__Request__. Extract and list every line that contains the word "JSON".

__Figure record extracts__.
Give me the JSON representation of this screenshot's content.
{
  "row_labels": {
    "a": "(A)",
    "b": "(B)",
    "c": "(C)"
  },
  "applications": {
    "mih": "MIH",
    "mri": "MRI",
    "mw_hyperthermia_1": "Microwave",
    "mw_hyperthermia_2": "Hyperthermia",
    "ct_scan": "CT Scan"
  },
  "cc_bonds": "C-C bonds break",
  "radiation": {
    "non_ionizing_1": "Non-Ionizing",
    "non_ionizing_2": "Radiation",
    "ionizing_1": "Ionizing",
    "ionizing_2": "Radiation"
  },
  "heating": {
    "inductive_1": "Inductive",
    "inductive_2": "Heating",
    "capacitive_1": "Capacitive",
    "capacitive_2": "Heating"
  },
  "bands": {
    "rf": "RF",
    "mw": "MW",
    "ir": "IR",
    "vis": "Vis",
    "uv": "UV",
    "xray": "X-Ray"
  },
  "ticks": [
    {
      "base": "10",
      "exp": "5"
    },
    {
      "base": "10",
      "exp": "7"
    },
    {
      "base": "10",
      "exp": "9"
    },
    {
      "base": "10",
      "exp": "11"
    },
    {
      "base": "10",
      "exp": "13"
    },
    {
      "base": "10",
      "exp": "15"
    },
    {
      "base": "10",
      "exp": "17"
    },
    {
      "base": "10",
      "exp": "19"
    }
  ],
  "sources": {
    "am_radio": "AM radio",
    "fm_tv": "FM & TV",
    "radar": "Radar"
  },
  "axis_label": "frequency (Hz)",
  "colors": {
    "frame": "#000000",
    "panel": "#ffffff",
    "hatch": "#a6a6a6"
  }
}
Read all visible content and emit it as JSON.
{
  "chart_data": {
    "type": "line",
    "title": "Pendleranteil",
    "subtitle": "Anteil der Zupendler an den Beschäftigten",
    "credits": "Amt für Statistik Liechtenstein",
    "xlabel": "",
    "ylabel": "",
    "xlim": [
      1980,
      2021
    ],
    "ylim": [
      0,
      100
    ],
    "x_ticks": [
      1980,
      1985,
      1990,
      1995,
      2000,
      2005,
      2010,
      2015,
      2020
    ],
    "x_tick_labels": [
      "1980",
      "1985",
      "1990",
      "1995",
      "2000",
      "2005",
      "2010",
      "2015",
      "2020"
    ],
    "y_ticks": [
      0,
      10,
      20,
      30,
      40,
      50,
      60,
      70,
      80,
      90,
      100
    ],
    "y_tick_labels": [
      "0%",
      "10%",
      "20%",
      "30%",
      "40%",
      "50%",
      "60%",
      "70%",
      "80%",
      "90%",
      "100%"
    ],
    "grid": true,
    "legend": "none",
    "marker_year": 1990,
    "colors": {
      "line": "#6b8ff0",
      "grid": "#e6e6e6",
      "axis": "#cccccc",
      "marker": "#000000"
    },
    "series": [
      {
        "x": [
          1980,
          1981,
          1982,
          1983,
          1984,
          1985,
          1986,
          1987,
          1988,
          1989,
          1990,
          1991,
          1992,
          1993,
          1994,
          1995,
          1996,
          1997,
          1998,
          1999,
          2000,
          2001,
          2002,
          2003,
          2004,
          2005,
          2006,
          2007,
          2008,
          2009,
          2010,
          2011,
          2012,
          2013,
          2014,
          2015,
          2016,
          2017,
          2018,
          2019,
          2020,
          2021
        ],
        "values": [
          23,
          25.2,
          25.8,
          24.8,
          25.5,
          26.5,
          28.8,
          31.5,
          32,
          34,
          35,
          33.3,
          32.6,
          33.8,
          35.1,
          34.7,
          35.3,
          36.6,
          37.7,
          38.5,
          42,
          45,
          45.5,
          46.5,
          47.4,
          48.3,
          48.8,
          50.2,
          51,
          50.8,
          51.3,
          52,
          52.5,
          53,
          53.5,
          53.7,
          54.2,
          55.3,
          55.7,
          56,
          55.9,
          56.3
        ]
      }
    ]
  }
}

__The response__.
Give me the JSON representation of this screenshot's content.
Read all visible content and emit it as JSON.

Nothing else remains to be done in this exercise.